§ TASK INSTRUCTIONS:
Output the material below unchanged, apart from leaving out the pictures.

◇ ◇ ◇ ◇ ◇ ◇ ◇

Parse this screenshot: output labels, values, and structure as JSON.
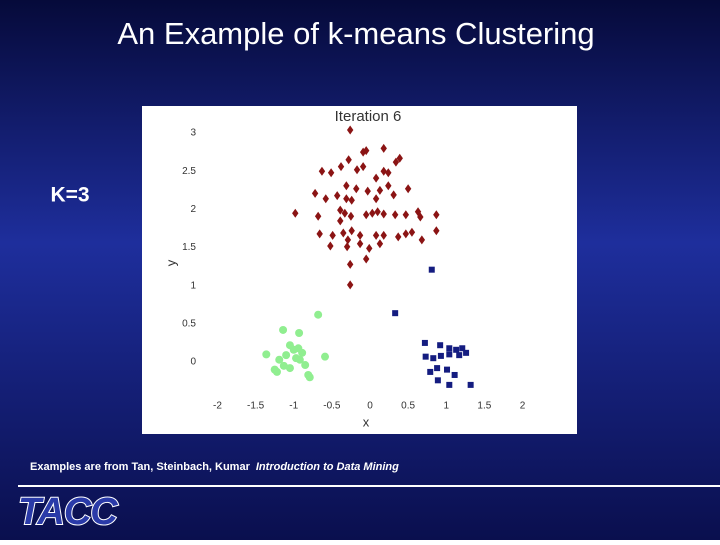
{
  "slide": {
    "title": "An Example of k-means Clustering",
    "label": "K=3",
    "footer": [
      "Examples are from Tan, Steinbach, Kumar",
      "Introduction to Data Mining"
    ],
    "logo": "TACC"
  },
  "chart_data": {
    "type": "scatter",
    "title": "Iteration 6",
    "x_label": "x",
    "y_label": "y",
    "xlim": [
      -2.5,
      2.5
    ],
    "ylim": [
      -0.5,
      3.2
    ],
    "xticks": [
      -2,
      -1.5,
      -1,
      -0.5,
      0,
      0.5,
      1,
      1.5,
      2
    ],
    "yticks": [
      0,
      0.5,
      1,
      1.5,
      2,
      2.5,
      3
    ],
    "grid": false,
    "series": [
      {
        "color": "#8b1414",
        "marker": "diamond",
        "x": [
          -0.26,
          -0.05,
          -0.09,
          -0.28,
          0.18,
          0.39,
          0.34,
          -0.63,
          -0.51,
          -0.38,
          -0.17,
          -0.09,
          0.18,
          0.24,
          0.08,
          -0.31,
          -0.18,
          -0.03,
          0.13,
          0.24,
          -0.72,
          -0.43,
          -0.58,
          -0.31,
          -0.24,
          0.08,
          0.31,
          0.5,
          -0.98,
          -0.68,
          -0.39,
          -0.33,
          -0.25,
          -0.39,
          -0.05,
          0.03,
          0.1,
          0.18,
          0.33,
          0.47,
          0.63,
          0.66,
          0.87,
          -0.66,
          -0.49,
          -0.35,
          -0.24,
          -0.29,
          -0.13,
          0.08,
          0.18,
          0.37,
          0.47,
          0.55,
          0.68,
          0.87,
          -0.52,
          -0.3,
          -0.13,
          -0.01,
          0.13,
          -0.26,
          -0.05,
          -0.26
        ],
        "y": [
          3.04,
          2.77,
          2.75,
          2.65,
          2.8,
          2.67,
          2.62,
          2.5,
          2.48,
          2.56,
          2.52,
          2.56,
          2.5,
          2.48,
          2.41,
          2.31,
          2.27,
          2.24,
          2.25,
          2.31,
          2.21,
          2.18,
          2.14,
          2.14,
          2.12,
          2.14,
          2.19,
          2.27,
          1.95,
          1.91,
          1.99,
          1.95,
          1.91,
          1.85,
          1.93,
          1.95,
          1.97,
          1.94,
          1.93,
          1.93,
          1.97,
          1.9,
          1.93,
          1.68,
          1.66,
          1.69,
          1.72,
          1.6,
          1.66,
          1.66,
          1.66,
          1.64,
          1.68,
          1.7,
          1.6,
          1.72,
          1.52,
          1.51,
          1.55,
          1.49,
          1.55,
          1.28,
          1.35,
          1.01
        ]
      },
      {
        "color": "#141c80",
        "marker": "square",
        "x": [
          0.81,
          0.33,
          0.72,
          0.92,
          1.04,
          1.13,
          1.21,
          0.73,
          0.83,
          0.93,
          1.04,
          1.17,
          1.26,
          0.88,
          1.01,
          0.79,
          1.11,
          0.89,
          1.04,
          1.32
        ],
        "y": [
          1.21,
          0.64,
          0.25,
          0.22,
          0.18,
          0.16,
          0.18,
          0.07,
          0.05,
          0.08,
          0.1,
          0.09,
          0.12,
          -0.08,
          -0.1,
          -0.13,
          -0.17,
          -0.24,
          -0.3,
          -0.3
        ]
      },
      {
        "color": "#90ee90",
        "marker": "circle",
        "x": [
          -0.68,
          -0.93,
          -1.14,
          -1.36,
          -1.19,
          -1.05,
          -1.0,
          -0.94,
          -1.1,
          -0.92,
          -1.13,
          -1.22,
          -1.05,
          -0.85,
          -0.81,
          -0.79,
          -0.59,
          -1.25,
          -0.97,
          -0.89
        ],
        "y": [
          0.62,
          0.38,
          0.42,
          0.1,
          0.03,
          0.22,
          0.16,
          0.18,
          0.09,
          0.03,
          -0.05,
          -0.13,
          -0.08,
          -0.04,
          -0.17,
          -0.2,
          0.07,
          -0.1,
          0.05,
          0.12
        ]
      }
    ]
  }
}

◇ ◇ ◇ ◇ ◇ ◇ ◇

§ RESULT FOR THIS TASK:
Parse this screenshot: output labels, values, and structure as JSON.
{
  "slide": {
    "title": "An Example of k-means Clustering",
    "label": "K=3",
    "footer": [
      "Examples are from Tan, Steinbach, Kumar",
      "Introduction to Data Mining"
    ],
    "logo": "TACC"
  },
  "chart_data": {
    "type": "scatter",
    "title": "Iteration 6",
    "x_label": "x",
    "y_label": "y",
    "xlim": [
      -2.5,
      2.5
    ],
    "ylim": [
      -0.5,
      3.2
    ],
    "xticks": [
      -2,
      -1.5,
      -1,
      -0.5,
      0,
      0.5,
      1,
      1.5,
      2
    ],
    "yticks": [
      0,
      0.5,
      1,
      1.5,
      2,
      2.5,
      3
    ],
    "grid": false,
    "series": [
      {
        "color": "#8b1414",
        "marker": "diamond",
        "x": [
          -0.26,
          -0.05,
          -0.09,
          -0.28,
          0.18,
          0.39,
          0.34,
          -0.63,
          -0.51,
          -0.38,
          -0.17,
          -0.09,
          0.18,
          0.24,
          0.08,
          -0.31,
          -0.18,
          -0.03,
          0.13,
          0.24,
          -0.72,
          -0.43,
          -0.58,
          -0.31,
          -0.24,
          0.08,
          0.31,
          0.5,
          -0.98,
          -0.68,
          -0.39,
          -0.33,
          -0.25,
          -0.39,
          -0.05,
          0.03,
          0.1,
          0.18,
          0.33,
          0.47,
          0.63,
          0.66,
          0.87,
          -0.66,
          -0.49,
          -0.35,
          -0.24,
          -0.29,
          -0.13,
          0.08,
          0.18,
          0.37,
          0.47,
          0.55,
          0.68,
          0.87,
          -0.52,
          -0.3,
          -0.13,
          -0.01,
          0.13,
          -0.26,
          -0.05,
          -0.26
        ],
        "y": [
          3.04,
          2.77,
          2.75,
          2.65,
          2.8,
          2.67,
          2.62,
          2.5,
          2.48,
          2.56,
          2.52,
          2.56,
          2.5,
          2.48,
          2.41,
          2.31,
          2.27,
          2.24,
          2.25,
          2.31,
          2.21,
          2.18,
          2.14,
          2.14,
          2.12,
          2.14,
          2.19,
          2.27,
          1.95,
          1.91,
          1.99,
          1.95,
          1.91,
          1.85,
          1.93,
          1.95,
          1.97,
          1.94,
          1.93,
          1.93,
          1.97,
          1.9,
          1.93,
          1.68,
          1.66,
          1.69,
          1.72,
          1.6,
          1.66,
          1.66,
          1.66,
          1.64,
          1.68,
          1.7,
          1.6,
          1.72,
          1.52,
          1.51,
          1.55,
          1.49,
          1.55,
          1.28,
          1.35,
          1.01
        ]
      },
      {
        "color": "#141c80",
        "marker": "square",
        "x": [
          0.81,
          0.33,
          0.72,
          0.92,
          1.04,
          1.13,
          1.21,
          0.73,
          0.83,
          0.93,
          1.04,
          1.17,
          1.26,
          0.88,
          1.01,
          0.79,
          1.11,
          0.89,
          1.04,
          1.32
        ],
        "y": [
          1.21,
          0.64,
          0.25,
          0.22,
          0.18,
          0.16,
          0.18,
          0.07,
          0.05,
          0.08,
          0.1,
          0.09,
          0.12,
          -0.08,
          -0.1,
          -0.13,
          -0.17,
          -0.24,
          -0.3,
          -0.3
        ]
      },
      {
        "color": "#90ee90",
        "marker": "circle",
        "x": [
          -0.68,
          -0.93,
          -1.14,
          -1.36,
          -1.19,
          -1.05,
          -1.0,
          -0.94,
          -1.1,
          -0.92,
          -1.13,
          -1.22,
          -1.05,
          -0.85,
          -0.81,
          -0.79,
          -0.59,
          -1.25,
          -0.97,
          -0.89
        ],
        "y": [
          0.62,
          0.38,
          0.42,
          0.1,
          0.03,
          0.22,
          0.16,
          0.18,
          0.09,
          0.03,
          -0.05,
          -0.13,
          -0.08,
          -0.04,
          -0.17,
          -0.2,
          0.07,
          -0.1,
          0.05,
          0.12
        ]
      }
    ]
  }
}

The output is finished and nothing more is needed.